● **YOUR TASK**: Each entry below should be written out exactly as it is, with no pictures.

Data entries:

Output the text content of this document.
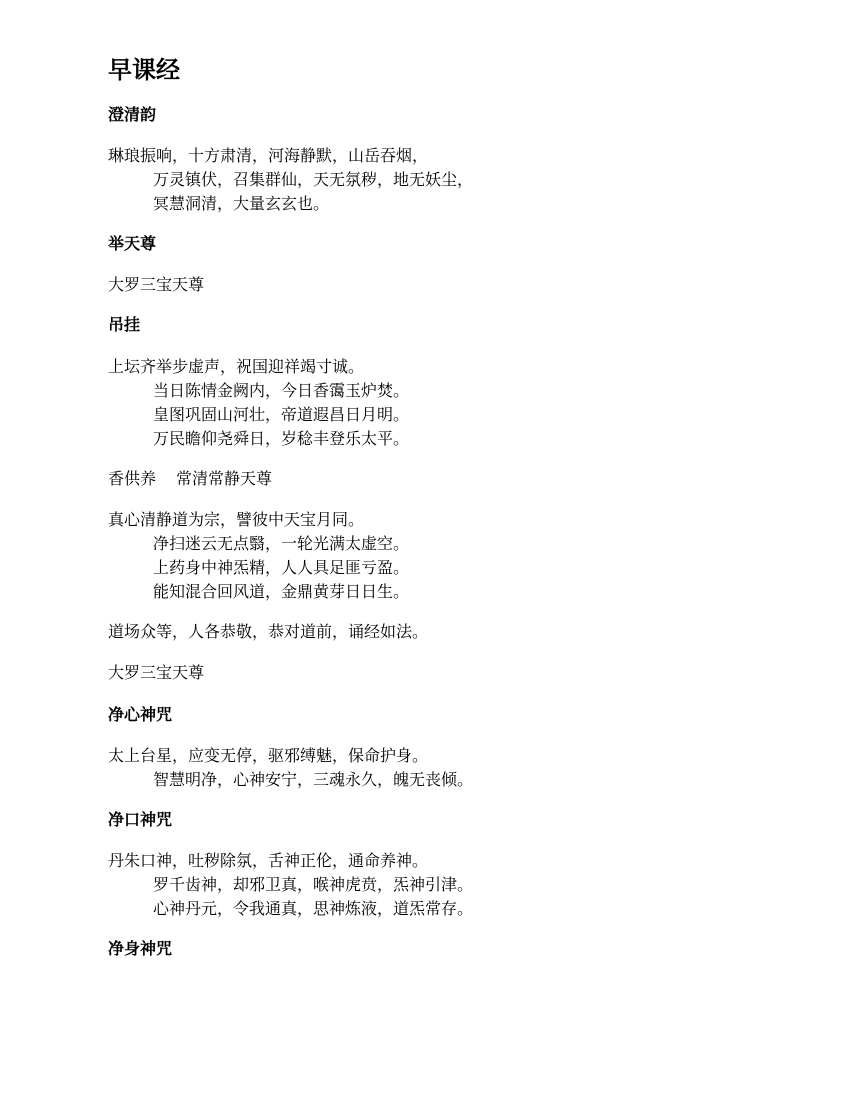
早课经
澄清韵

琳琅振响，十方肃清，河海静默，山岳吞烟，
万灵镇伏，召集群仙，天无氛秽，地无妖尘，
冥慧洞清，大量玄玄也。

举天尊

大罗三宝天尊

吊挂

上坛齐举步虚声，祝国迎祥竭寸诚。
当日陈情金阙内，今日香霭玉炉焚。
皇图巩固山河壮，帝道遐昌日月明。
万民瞻仰尧舜日，岁稔丰登乐太平。

香供养 常清常静天尊

真心清静道为宗，譬彼中天宝月同。
净扫迷云无点翳，一轮光满太虚空。
上药身中神炁精，人人具足匪亏盈。
能知混合回风道，金鼎黄芽日日生。

道场众等，人各恭敬，恭对道前，诵经如法。

大罗三宝天尊

净心神咒

太上台星，应变无停，驱邪缚魅，保命护身。
智慧明净，心神安宁，三魂永久，魄无丧倾。

净口神咒

丹朱口神，吐秽除氛，舌神正伦，通命养神。
罗千齿神，却邪卫真，喉神虎贲，炁神引津。
心神丹元，令我通真，思神炼液，道炁常存。

净身神咒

● **RIGHT ANSWER**:
Output the text content of this document.
早课经
澄清韵

琳琅振响，十方肃清，河海静默，山岳吞烟，
万灵镇伏，召集群仙，天无氛秽，地无妖尘，
冥慧洞清，大量玄玄也。

举天尊

大罗三宝天尊

吊挂

上坛齐举步虚声，祝国迎祥竭寸诚。
当日陈情金阙内，今日香霭玉炉焚。
皇图巩固山河壮，帝道遐昌日月明。
万民瞻仰尧舜日，岁稔丰登乐太平。

香供养 常清常静天尊

真心清静道为宗，譬彼中天宝月同。
净扫迷云无点翳，一轮光满太虚空。
上药身中神炁精，人人具足匪亏盈。
能知混合回风道，金鼎黄芽日日生。

道场众等，人各恭敬，恭对道前，诵经如法。

大罗三宝天尊

净心神咒

太上台星，应变无停，驱邪缚魅，保命护身。
智慧明净，心神安宁，三魂永久，魄无丧倾。

净口神咒

丹朱口神，吐秽除氛，舌神正伦，通命养神。
罗千齿神，却邪卫真，喉神虎贲，炁神引津。
心神丹元，令我通真，思神炼液，道炁常存。

净身神咒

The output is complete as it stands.